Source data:
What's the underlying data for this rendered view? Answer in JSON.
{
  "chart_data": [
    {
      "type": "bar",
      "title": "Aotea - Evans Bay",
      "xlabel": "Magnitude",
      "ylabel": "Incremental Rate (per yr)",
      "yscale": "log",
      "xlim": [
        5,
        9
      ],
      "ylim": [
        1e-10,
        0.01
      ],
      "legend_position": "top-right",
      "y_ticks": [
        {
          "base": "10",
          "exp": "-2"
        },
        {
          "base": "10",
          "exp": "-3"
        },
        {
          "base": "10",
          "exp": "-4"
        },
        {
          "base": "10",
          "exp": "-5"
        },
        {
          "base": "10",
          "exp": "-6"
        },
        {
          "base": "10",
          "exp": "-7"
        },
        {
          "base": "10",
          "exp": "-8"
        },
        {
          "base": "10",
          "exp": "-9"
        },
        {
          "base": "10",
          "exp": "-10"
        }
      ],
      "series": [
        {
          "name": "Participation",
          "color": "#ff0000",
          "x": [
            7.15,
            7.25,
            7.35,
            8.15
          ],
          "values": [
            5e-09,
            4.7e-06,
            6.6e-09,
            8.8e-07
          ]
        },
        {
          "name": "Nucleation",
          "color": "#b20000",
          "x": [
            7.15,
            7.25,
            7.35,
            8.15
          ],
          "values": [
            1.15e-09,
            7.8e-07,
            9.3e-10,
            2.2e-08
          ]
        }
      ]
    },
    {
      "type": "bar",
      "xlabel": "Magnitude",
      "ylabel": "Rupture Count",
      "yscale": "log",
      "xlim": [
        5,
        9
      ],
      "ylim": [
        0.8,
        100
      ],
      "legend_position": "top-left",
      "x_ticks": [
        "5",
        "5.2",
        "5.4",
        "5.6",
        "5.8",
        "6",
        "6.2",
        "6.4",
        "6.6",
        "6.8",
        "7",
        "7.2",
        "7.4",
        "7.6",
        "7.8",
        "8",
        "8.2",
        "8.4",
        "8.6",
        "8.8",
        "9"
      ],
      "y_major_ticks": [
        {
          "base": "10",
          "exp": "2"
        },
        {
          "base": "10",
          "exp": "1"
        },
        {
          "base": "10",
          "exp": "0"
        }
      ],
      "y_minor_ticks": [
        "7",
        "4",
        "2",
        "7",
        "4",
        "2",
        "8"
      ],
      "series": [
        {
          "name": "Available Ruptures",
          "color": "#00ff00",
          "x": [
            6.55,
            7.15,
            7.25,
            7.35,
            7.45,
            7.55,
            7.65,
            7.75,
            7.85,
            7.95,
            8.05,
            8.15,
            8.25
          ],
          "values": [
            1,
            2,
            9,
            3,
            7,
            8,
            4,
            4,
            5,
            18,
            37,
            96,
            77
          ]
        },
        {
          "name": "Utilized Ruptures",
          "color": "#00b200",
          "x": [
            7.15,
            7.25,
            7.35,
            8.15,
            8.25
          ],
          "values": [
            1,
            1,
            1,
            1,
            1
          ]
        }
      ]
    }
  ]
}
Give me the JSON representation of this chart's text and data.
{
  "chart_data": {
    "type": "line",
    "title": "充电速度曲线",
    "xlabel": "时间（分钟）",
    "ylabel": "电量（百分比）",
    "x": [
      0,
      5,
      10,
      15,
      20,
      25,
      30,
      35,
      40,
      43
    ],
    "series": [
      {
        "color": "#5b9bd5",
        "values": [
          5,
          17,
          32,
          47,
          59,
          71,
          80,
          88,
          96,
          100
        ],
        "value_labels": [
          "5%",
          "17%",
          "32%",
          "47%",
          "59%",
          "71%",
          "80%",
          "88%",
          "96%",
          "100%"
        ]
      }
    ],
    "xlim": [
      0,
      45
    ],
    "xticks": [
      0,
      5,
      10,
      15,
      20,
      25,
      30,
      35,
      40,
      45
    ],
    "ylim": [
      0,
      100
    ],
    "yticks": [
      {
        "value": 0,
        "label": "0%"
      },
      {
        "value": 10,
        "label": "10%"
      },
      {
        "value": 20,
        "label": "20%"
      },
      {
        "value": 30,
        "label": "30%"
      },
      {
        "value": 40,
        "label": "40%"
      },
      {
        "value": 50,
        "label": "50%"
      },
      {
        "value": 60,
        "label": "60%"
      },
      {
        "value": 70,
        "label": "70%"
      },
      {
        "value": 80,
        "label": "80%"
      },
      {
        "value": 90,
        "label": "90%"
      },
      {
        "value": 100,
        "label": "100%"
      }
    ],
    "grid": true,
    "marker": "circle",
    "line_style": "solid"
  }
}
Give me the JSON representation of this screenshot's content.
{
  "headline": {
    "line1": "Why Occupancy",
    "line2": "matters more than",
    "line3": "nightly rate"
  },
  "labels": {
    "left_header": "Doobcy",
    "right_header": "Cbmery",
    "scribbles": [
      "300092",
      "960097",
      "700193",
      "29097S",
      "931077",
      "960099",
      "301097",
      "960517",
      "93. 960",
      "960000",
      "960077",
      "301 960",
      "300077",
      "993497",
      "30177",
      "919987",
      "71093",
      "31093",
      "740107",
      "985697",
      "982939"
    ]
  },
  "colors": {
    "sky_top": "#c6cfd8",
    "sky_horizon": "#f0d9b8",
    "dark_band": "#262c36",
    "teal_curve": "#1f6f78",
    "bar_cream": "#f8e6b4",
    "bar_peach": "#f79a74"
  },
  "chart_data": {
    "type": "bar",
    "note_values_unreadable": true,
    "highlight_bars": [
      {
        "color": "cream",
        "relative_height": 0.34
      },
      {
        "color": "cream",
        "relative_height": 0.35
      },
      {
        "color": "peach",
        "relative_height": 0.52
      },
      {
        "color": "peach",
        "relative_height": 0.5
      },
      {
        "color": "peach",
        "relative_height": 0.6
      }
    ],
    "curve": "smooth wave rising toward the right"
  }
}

• PROBLEM TO WORK ON
Transcribe all of the material exactly. Omit nothing.

• FINAL RESULT
What's the underlying data for this rendered view? Answer in JSON.
{
  "chart_data": [
    {
      "type": "bar",
      "title": "Aotea - Evans Bay",
      "xlabel": "Magnitude",
      "ylabel": "Incremental Rate (per yr)",
      "yscale": "log",
      "xlim": [
        5,
        9
      ],
      "ylim": [
        1e-10,
        0.01
      ],
      "legend_position": "top-right",
      "y_ticks": [
        {
          "base": "10",
          "exp": "-2"
        },
        {
          "base": "10",
          "exp": "-3"
        },
        {
          "base": "10",
          "exp": "-4"
        },
        {
          "base": "10",
          "exp": "-5"
        },
        {
          "base": "10",
          "exp": "-6"
        },
        {
          "base": "10",
          "exp": "-7"
        },
        {
          "base": "10",
          "exp": "-8"
        },
        {
          "base": "10",
          "exp": "-9"
        },
        {
          "base": "10",
          "exp": "-10"
        }
      ],
      "series": [
        {
          "name": "Participation",
          "color": "#ff0000",
          "x": [
            7.15,
            7.25,
            7.35,
            8.15
          ],
          "values": [
            5e-09,
            4.7e-06,
            6.6e-09,
            8.8e-07
          ]
        },
        {
          "name": "Nucleation",
          "color": "#b20000",
          "x": [
            7.15,
            7.25,
            7.35,
            8.15
          ],
          "values": [
            1.15e-09,
            7.8e-07,
            9.3e-10,
            2.2e-08
          ]
        }
      ]
    },
    {
      "type": "bar",
      "xlabel": "Magnitude",
      "ylabel": "Rupture Count",
      "yscale": "log",
      "xlim": [
        5,
        9
      ],
      "ylim": [
        0.8,
        100
      ],
      "legend_position": "top-left",
      "x_ticks": [
        "5",
        "5.2",
        "5.4",
        "5.6",
        "5.8",
        "6",
        "6.2",
        "6.4",
        "6.6",
        "6.8",
        "7",
        "7.2",
        "7.4",
        "7.6",
        "7.8",
        "8",
        "8.2",
        "8.4",
        "8.6",
        "8.8",
        "9"
      ],
      "y_major_ticks": [
        {
          "base": "10",
          "exp": "2"
        },
        {
          "base": "10",
          "exp": "1"
        },
        {
          "base": "10",
          "exp": "0"
        }
      ],
      "y_minor_ticks": [
        "7",
        "4",
        "2",
        "7",
        "4",
        "2",
        "8"
      ],
      "series": [
        {
          "name": "Available Ruptures",
          "color": "#00ff00",
          "x": [
            6.55,
            7.15,
            7.25,
            7.35,
            7.45,
            7.55,
            7.65,
            7.75,
            7.85,
            7.95,
            8.05,
            8.15,
            8.25
          ],
          "values": [
            1,
            2,
            9,
            3,
            7,
            8,
            4,
            4,
            5,
            18,
            37,
            96,
            77
          ]
        },
        {
          "name": "Utilized Ruptures",
          "color": "#00b200",
          "x": [
            7.15,
            7.25,
            7.35,
            8.15,
            8.25
          ],
          "values": [
            1,
            1,
            1,
            1,
            1
          ]
        }
      ]
    }
  ]
}
Give me the JSON representation of this chart's text and data.
{
  "chart_data": {
    "type": "line",
    "title": "充电速度曲线",
    "xlabel": "时间（分钟）",
    "ylabel": "电量（百分比）",
    "x": [
      0,
      5,
      10,
      15,
      20,
      25,
      30,
      35,
      40,
      43
    ],
    "series": [
      {
        "color": "#5b9bd5",
        "values": [
          5,
          17,
          32,
          47,
          59,
          71,
          80,
          88,
          96,
          100
        ],
        "value_labels": [
          "5%",
          "17%",
          "32%",
          "47%",
          "59%",
          "71%",
          "80%",
          "88%",
          "96%",
          "100%"
        ]
      }
    ],
    "xlim": [
      0,
      45
    ],
    "xticks": [
      0,
      5,
      10,
      15,
      20,
      25,
      30,
      35,
      40,
      45
    ],
    "ylim": [
      0,
      100
    ],
    "yticks": [
      {
        "value": 0,
        "label": "0%"
      },
      {
        "value": 10,
        "label": "10%"
      },
      {
        "value": 20,
        "label": "20%"
      },
      {
        "value": 30,
        "label": "30%"
      },
      {
        "value": 40,
        "label": "40%"
      },
      {
        "value": 50,
        "label": "50%"
      },
      {
        "value": 60,
        "label": "60%"
      },
      {
        "value": 70,
        "label": "70%"
      },
      {
        "value": 80,
        "label": "80%"
      },
      {
        "value": 90,
        "label": "90%"
      },
      {
        "value": 100,
        "label": "100%"
      }
    ],
    "grid": true,
    "marker": "circle",
    "line_style": "solid"
  }
}
Give me the JSON representation of this screenshot's content.
{
  "headline": {
    "line1": "Why Occupancy",
    "line2": "matters more than",
    "line3": "nightly rate"
  },
  "labels": {
    "left_header": "Doobcy",
    "right_header": "Cbmery",
    "scribbles": [
      "300092",
      "960097",
      "700193",
      "29097S",
      "931077",
      "960099",
      "301097",
      "960517",
      "93. 960",
      "960000",
      "960077",
      "301 960",
      "300077",
      "993497",
      "30177",
      "919987",
      "71093",
      "31093",
      "740107",
      "985697",
      "982939"
    ]
  },
  "colors": {
    "sky_top": "#c6cfd8",
    "sky_horizon": "#f0d9b8",
    "dark_band": "#262c36",
    "teal_curve": "#1f6f78",
    "bar_cream": "#f8e6b4",
    "bar_peach": "#f79a74"
  },
  "chart_data": {
    "type": "bar",
    "note_values_unreadable": true,
    "highlight_bars": [
      {
        "color": "cream",
        "relative_height": 0.34
      },
      {
        "color": "cream",
        "relative_height": 0.35
      },
      {
        "color": "peach",
        "relative_height": 0.52
      },
      {
        "color": "peach",
        "relative_height": 0.5
      },
      {
        "color": "peach",
        "relative_height": 0.6
      }
    ],
    "curve": "smooth wave rising toward the right"
  }
}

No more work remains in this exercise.